WRITTEN PROBLEM
Return all the data, word for word.

Data records:
******************************

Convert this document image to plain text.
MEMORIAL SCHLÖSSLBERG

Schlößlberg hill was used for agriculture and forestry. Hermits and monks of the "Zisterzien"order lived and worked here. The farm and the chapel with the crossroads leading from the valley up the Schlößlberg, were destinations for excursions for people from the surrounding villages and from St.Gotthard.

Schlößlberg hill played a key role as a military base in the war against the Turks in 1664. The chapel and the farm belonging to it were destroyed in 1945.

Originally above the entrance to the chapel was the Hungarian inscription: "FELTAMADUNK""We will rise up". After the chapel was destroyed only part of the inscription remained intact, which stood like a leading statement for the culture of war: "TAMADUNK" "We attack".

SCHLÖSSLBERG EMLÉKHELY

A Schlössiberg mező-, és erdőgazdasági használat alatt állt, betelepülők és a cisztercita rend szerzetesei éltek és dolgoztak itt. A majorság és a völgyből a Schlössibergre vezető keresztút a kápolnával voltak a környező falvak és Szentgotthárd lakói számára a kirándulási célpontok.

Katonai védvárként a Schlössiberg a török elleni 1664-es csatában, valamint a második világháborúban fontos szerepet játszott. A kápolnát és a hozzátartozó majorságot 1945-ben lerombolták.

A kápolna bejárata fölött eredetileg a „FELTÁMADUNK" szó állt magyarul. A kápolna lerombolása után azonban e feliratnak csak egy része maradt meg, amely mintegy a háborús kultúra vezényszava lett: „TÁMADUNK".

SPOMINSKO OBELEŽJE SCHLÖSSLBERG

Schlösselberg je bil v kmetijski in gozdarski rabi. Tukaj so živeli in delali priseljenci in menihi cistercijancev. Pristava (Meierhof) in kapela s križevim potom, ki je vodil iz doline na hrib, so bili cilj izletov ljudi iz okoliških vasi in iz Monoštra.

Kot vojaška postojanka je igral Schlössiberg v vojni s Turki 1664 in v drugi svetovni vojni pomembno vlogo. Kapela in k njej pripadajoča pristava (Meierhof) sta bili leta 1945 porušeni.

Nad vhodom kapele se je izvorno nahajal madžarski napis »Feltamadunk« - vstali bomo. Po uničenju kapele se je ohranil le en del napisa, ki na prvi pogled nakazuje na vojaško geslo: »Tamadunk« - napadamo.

******************************

SOLUTION FOR THIS EXERCISE
Convert this document image to plain text.
MEMORIAL SCHLÖSSLBERG

Schlößlberg hill was used for agriculture and forestry. Hermits and monks of the "Zisterzien"order lived and worked here. The farm and the chapel with the crossroads leading from the valley up the Schlößlberg, were destinations for excursions for people from the surrounding villages and from St.Gotthard.

Schlößlberg hill played a key role as a military base in the war against the Turks in 1664. The chapel and the farm belonging to it were destroyed in 1945.

Originally above the entrance to the chapel was the Hungarian inscription: "FELTAMADUNK""We will rise up". After the chapel was destroyed only part of the inscription remained intact, which stood like a leading statement for the culture of war: "TAMADUNK" "We attack".

SCHLÖSSLBERG EMLÉKHELY

A Schlössiberg mező-, és erdőgazdasági használat alatt állt, betelepülők és a cisztercita rend szerzetesei éltek és dolgoztak itt. A majorság és a völgyből a Schlössibergre vezető keresztút a kápolnával voltak a környező falvak és Szentgotthárd lakói számára a kirándulási célpontok.

Katonai védvárként a Schlössiberg a török elleni 1664-es csatában, valamint a második világháborúban fontos szerepet játszott. A kápolnát és a hozzátartozó majorságot 1945-ben lerombolták.

A kápolna bejárata fölött eredetileg a „FELTÁMADUNK" szó állt magyarul. A kápolna lerombolása után azonban e feliratnak csak egy része maradt meg, amely mintegy a háborús kultúra vezényszava lett: „TÁMADUNK".

SPOMINSKO OBELEŽJE SCHLÖSSLBERG

Schlösselberg je bil v kmetijski in gozdarski rabi. Tukaj so živeli in delali priseljenci in menihi cistercijancev. Pristava (Meierhof) in kapela s križevim potom, ki je vodil iz doline na hrib, so bili cilj izletov ljudi iz okoliških vasi in iz Monoštra.

Kot vojaška postojanka je igral Schlössiberg v vojni s Turki 1664 in v drugi svetovni vojni pomembno vlogo. Kapela in k njej pripadajoča pristava (Meierhof) sta bili leta 1945 porušeni.

Nad vhodom kapele se je izvorno nahajal madžarski napis »Feltamadunk« - vstali bomo. Po uničenju kapele se je ohranil le en del napisa, ki na prvi pogled nakazuje na vojaško geslo: »Tamadunk« - napadamo.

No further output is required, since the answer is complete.